-- begin RECORDS FOR THIS TASK --

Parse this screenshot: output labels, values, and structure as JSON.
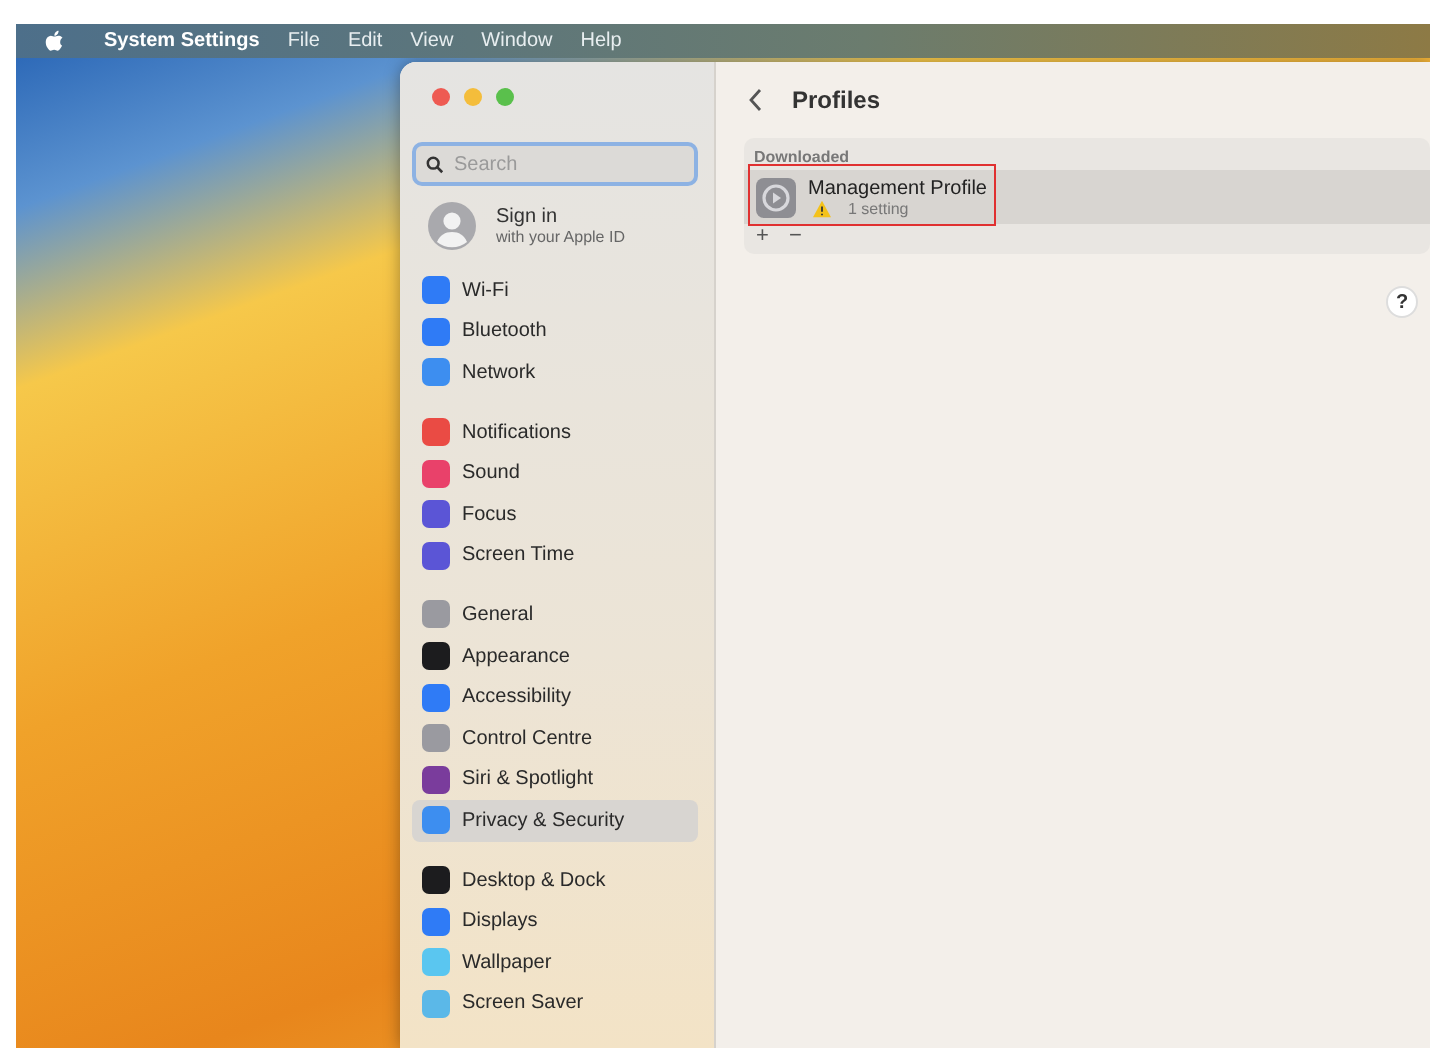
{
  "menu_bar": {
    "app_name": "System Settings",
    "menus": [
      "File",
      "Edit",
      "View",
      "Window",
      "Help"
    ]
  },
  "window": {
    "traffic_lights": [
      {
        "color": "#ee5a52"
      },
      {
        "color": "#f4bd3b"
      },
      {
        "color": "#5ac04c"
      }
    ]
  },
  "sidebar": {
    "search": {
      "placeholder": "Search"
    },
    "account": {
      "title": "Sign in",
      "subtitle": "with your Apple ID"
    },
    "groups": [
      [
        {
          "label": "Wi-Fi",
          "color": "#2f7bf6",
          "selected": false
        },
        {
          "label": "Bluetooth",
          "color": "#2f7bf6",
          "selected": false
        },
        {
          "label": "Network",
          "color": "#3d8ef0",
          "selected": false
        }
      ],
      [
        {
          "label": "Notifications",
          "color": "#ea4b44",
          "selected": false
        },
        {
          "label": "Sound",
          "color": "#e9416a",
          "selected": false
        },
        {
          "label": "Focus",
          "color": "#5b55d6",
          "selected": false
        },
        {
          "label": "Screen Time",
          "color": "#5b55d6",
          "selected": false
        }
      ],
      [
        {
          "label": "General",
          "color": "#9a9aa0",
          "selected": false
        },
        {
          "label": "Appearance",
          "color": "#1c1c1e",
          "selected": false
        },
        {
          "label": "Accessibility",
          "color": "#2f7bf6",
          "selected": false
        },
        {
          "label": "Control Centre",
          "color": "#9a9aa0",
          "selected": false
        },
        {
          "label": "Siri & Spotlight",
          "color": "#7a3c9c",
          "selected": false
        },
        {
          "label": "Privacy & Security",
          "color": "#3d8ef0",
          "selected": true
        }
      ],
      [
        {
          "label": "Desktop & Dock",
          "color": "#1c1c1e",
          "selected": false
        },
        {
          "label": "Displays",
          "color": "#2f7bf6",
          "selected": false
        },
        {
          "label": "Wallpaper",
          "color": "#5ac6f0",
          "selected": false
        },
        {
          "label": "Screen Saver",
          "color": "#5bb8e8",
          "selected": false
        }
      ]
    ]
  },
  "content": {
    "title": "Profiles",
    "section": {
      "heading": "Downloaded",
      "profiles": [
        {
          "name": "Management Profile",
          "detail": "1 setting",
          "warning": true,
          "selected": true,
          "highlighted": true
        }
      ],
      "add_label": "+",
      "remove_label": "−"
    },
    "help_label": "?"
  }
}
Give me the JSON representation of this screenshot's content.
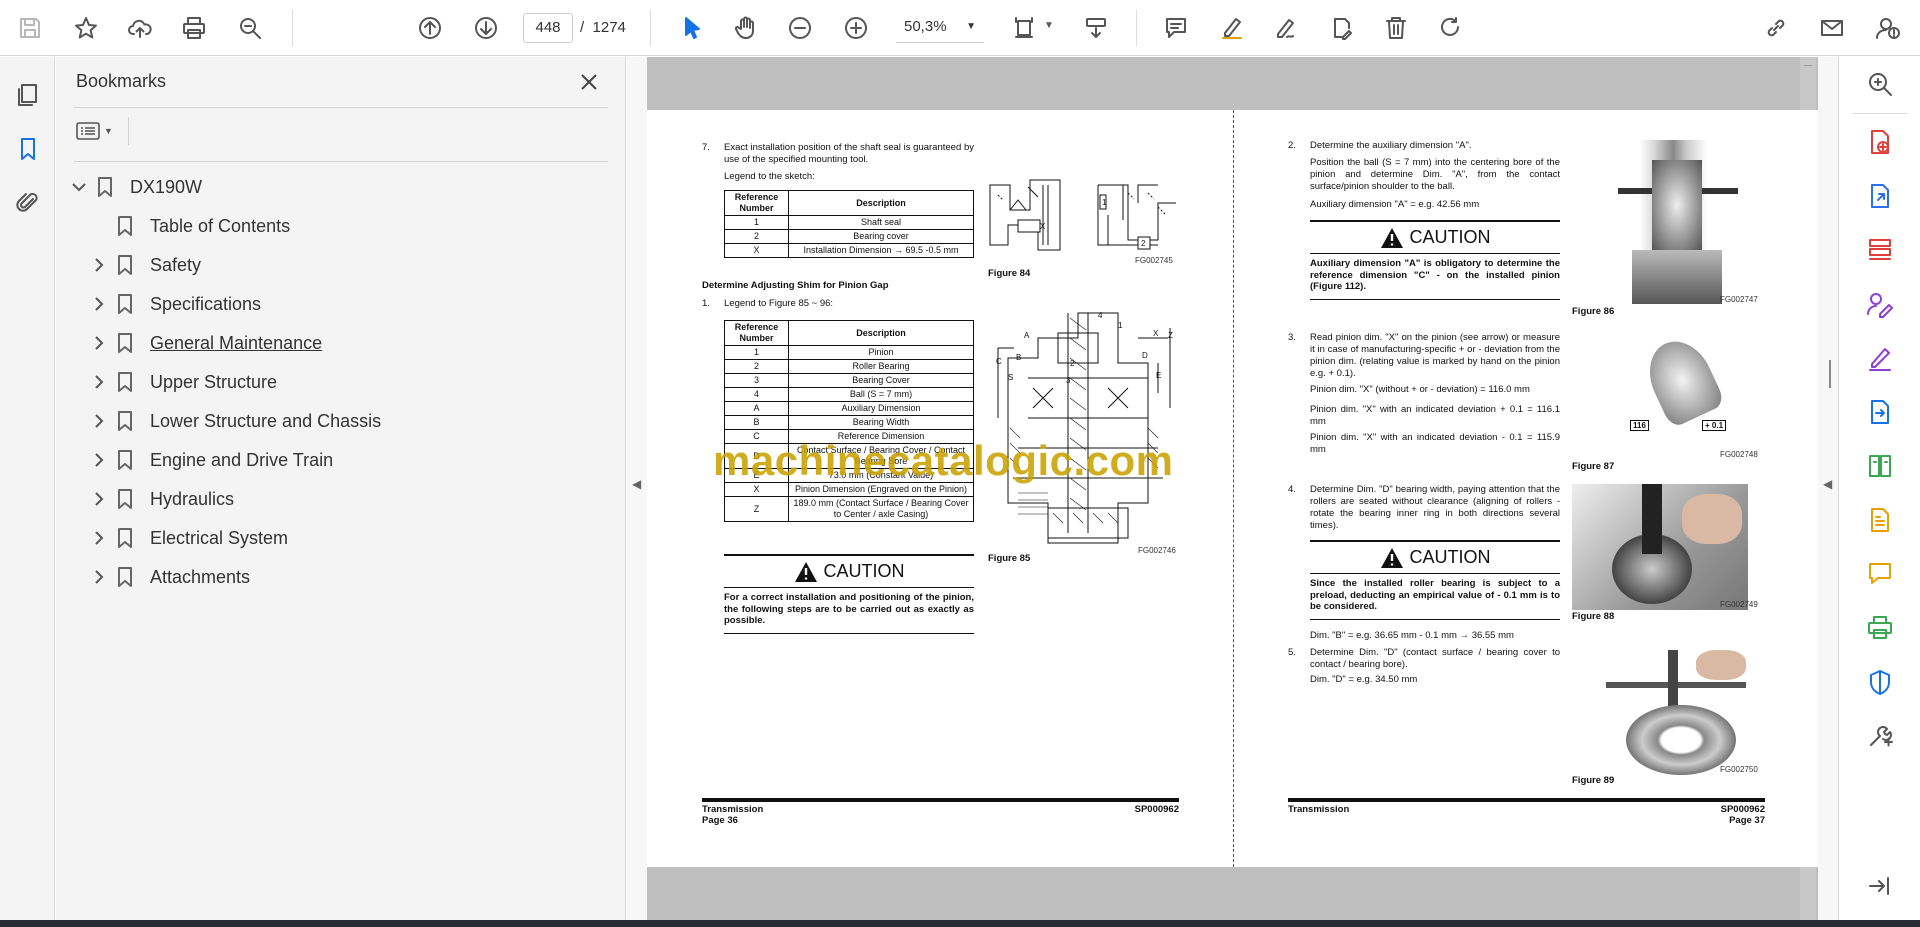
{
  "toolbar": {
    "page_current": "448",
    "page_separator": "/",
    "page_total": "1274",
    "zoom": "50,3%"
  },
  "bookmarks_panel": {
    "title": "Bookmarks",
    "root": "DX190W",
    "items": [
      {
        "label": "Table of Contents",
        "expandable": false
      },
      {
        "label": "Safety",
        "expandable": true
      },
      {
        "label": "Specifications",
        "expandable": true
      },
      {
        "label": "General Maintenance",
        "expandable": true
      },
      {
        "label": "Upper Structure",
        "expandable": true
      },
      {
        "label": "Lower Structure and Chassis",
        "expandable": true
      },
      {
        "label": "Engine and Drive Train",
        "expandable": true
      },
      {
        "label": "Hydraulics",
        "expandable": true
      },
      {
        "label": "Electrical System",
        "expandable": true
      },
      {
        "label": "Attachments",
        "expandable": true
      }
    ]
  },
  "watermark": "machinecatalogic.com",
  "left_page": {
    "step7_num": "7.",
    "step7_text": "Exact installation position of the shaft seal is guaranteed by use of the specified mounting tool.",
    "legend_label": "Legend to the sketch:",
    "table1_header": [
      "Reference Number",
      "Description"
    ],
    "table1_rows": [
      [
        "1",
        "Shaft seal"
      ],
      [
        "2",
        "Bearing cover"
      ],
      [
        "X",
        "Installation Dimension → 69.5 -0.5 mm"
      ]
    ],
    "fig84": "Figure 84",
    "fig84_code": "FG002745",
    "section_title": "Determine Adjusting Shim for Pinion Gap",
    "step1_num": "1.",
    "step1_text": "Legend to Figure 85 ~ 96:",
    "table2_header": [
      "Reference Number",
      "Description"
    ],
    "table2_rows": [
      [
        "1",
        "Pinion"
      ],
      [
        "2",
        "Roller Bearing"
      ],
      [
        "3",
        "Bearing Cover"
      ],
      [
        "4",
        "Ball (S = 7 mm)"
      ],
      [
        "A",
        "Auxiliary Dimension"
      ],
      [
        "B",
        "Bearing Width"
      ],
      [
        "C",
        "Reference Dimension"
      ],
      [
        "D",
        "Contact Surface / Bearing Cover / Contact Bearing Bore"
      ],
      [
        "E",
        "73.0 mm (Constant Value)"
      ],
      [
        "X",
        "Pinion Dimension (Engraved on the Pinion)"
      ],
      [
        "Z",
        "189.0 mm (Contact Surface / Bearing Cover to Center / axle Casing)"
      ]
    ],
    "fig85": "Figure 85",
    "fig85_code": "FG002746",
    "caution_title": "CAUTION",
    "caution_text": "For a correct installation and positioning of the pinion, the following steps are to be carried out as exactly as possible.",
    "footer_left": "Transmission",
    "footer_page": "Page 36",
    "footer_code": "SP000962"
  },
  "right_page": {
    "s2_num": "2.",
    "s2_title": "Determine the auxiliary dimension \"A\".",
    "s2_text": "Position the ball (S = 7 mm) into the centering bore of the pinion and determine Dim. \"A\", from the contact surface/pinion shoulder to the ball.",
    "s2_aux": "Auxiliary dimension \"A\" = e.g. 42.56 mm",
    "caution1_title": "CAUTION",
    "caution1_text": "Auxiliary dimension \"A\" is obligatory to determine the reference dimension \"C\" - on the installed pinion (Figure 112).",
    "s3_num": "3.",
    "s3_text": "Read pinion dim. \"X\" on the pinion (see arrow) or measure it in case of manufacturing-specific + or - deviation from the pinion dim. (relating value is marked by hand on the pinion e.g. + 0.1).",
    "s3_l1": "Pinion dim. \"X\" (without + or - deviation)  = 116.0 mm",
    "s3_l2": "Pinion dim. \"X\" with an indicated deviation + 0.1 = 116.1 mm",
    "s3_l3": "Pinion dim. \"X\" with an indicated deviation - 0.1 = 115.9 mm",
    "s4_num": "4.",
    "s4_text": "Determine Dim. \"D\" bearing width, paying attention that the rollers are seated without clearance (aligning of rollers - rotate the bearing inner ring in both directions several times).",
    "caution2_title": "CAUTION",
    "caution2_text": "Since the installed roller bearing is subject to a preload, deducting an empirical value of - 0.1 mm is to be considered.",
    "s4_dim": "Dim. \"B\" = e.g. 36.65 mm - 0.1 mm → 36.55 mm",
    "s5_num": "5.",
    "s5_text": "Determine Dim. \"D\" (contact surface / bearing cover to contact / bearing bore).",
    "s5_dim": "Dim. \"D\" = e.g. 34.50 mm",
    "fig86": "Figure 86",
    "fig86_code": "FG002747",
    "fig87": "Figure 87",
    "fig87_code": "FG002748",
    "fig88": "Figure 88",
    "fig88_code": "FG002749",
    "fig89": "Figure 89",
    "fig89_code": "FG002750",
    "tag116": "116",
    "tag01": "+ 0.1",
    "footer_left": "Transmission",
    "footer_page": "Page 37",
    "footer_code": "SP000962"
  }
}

-- end RECORDS FOR THIS TASK --

§ **GOAL**
Print each record exactly as it stands, leaving the images out.

§ **SOLUTION TO THE PROBLEM**
Parse this screenshot: output labels, values, and structure as JSON.
{
  "menu_bar": {
    "app_name": "System Settings",
    "menus": [
      "File",
      "Edit",
      "View",
      "Window",
      "Help"
    ]
  },
  "window": {
    "traffic_lights": [
      {
        "color": "#ee5a52"
      },
      {
        "color": "#f4bd3b"
      },
      {
        "color": "#5ac04c"
      }
    ]
  },
  "sidebar": {
    "search": {
      "placeholder": "Search"
    },
    "account": {
      "title": "Sign in",
      "subtitle": "with your Apple ID"
    },
    "groups": [
      [
        {
          "label": "Wi-Fi",
          "color": "#2f7bf6",
          "selected": false
        },
        {
          "label": "Bluetooth",
          "color": "#2f7bf6",
          "selected": false
        },
        {
          "label": "Network",
          "color": "#3d8ef0",
          "selected": false
        }
      ],
      [
        {
          "label": "Notifications",
          "color": "#ea4b44",
          "selected": false
        },
        {
          "label": "Sound",
          "color": "#e9416a",
          "selected": false
        },
        {
          "label": "Focus",
          "color": "#5b55d6",
          "selected": false
        },
        {
          "label": "Screen Time",
          "color": "#5b55d6",
          "selected": false
        }
      ],
      [
        {
          "label": "General",
          "color": "#9a9aa0",
          "selected": false
        },
        {
          "label": "Appearance",
          "color": "#1c1c1e",
          "selected": false
        },
        {
          "label": "Accessibility",
          "color": "#2f7bf6",
          "selected": false
        },
        {
          "label": "Control Centre",
          "color": "#9a9aa0",
          "selected": false
        },
        {
          "label": "Siri & Spotlight",
          "color": "#7a3c9c",
          "selected": false
        },
        {
          "label": "Privacy & Security",
          "color": "#3d8ef0",
          "selected": true
        }
      ],
      [
        {
          "label": "Desktop & Dock",
          "color": "#1c1c1e",
          "selected": false
        },
        {
          "label": "Displays",
          "color": "#2f7bf6",
          "selected": false
        },
        {
          "label": "Wallpaper",
          "color": "#5ac6f0",
          "selected": false
        },
        {
          "label": "Screen Saver",
          "color": "#5bb8e8",
          "selected": false
        }
      ]
    ]
  },
  "content": {
    "title": "Profiles",
    "section": {
      "heading": "Downloaded",
      "profiles": [
        {
          "name": "Management Profile",
          "detail": "1 setting",
          "warning": true,
          "selected": true,
          "highlighted": true
        }
      ],
      "add_label": "+",
      "remove_label": "−"
    },
    "help_label": "?"
  }
}
Give me the JSON representation of this screenshot's content.
{
  "toolbar": {
    "page_current": "448",
    "page_separator": "/",
    "page_total": "1274",
    "zoom": "50,3%"
  },
  "bookmarks_panel": {
    "title": "Bookmarks",
    "root": "DX190W",
    "items": [
      {
        "label": "Table of Contents",
        "expandable": false
      },
      {
        "label": "Safety",
        "expandable": true
      },
      {
        "label": "Specifications",
        "expandable": true
      },
      {
        "label": "General Maintenance",
        "expandable": true
      },
      {
        "label": "Upper Structure",
        "expandable": true
      },
      {
        "label": "Lower Structure and Chassis",
        "expandable": true
      },
      {
        "label": "Engine and Drive Train",
        "expandable": true
      },
      {
        "label": "Hydraulics",
        "expandable": true
      },
      {
        "label": "Electrical System",
        "expandable": true
      },
      {
        "label": "Attachments",
        "expandable": true
      }
    ]
  },
  "watermark": "machinecatalogic.com",
  "left_page": {
    "step7_num": "7.",
    "step7_text": "Exact installation position of the shaft seal is guaranteed by use of the specified mounting tool.",
    "legend_label": "Legend to the sketch:",
    "table1_header": [
      "Reference Number",
      "Description"
    ],
    "table1_rows": [
      [
        "1",
        "Shaft seal"
      ],
      [
        "2",
        "Bearing cover"
      ],
      [
        "X",
        "Installation Dimension → 69.5 -0.5 mm"
      ]
    ],
    "fig84": "Figure 84",
    "fig84_code": "FG002745",
    "section_title": "Determine Adjusting Shim for Pinion Gap",
    "step1_num": "1.",
    "step1_text": "Legend to Figure 85 ~ 96:",
    "table2_header": [
      "Reference Number",
      "Description"
    ],
    "table2_rows": [
      [
        "1",
        "Pinion"
      ],
      [
        "2",
        "Roller Bearing"
      ],
      [
        "3",
        "Bearing Cover"
      ],
      [
        "4",
        "Ball (S = 7 mm)"
      ],
      [
        "A",
        "Auxiliary Dimension"
      ],
      [
        "B",
        "Bearing Width"
      ],
      [
        "C",
        "Reference Dimension"
      ],
      [
        "D",
        "Contact Surface / Bearing Cover / Contact Bearing Bore"
      ],
      [
        "E",
        "73.0 mm (Constant Value)"
      ],
      [
        "X",
        "Pinion Dimension (Engraved on the Pinion)"
      ],
      [
        "Z",
        "189.0 mm (Contact Surface / Bearing Cover to Center / axle Casing)"
      ]
    ],
    "fig85": "Figure 85",
    "fig85_code": "FG002746",
    "caution_title": "CAUTION",
    "caution_text": "For a correct installation and positioning of the pinion, the following steps are to be carried out as exactly as possible.",
    "footer_left": "Transmission",
    "footer_page": "Page 36",
    "footer_code": "SP000962"
  },
  "right_page": {
    "s2_num": "2.",
    "s2_title": "Determine the auxiliary dimension \"A\".",
    "s2_text": "Position the ball (S = 7 mm) into the centering bore of the pinion and determine Dim. \"A\", from the contact surface/pinion shoulder to the ball.",
    "s2_aux": "Auxiliary dimension \"A\" = e.g. 42.56 mm",
    "caution1_title": "CAUTION",
    "caution1_text": "Auxiliary dimension \"A\" is obligatory to determine the reference dimension \"C\" - on the installed pinion (Figure 112).",
    "s3_num": "3.",
    "s3_text": "Read pinion dim. \"X\" on the pinion (see arrow) or measure it in case of manufacturing-specific + or - deviation from the pinion dim. (relating value is marked by hand on the pinion e.g. + 0.1).",
    "s3_l1": "Pinion dim. \"X\" (without + or - deviation)  = 116.0 mm",
    "s3_l2": "Pinion dim. \"X\" with an indicated deviation + 0.1 = 116.1 mm",
    "s3_l3": "Pinion dim. \"X\" with an indicated deviation - 0.1 = 115.9 mm",
    "s4_num": "4.",
    "s4_text": "Determine Dim. \"D\" bearing width, paying attention that the rollers are seated without clearance (aligning of rollers - rotate the bearing inner ring in both directions several times).",
    "caution2_title": "CAUTION",
    "caution2_text": "Since the installed roller bearing is subject to a preload, deducting an empirical value of - 0.1 mm is to be considered.",
    "s4_dim": "Dim. \"B\" = e.g. 36.65 mm - 0.1 mm → 36.55 mm",
    "s5_num": "5.",
    "s5_text": "Determine Dim. \"D\" (contact surface / bearing cover to contact / bearing bore).",
    "s5_dim": "Dim. \"D\" = e.g. 34.50 mm",
    "fig86": "Figure 86",
    "fig86_code": "FG002747",
    "fig87": "Figure 87",
    "fig87_code": "FG002748",
    "fig88": "Figure 88",
    "fig88_code": "FG002749",
    "fig89": "Figure 89",
    "fig89_code": "FG002750",
    "tag116": "116",
    "tag01": "+ 0.1",
    "footer_left": "Transmission",
    "footer_page": "Page 37",
    "footer_code": "SP000962"
  }
}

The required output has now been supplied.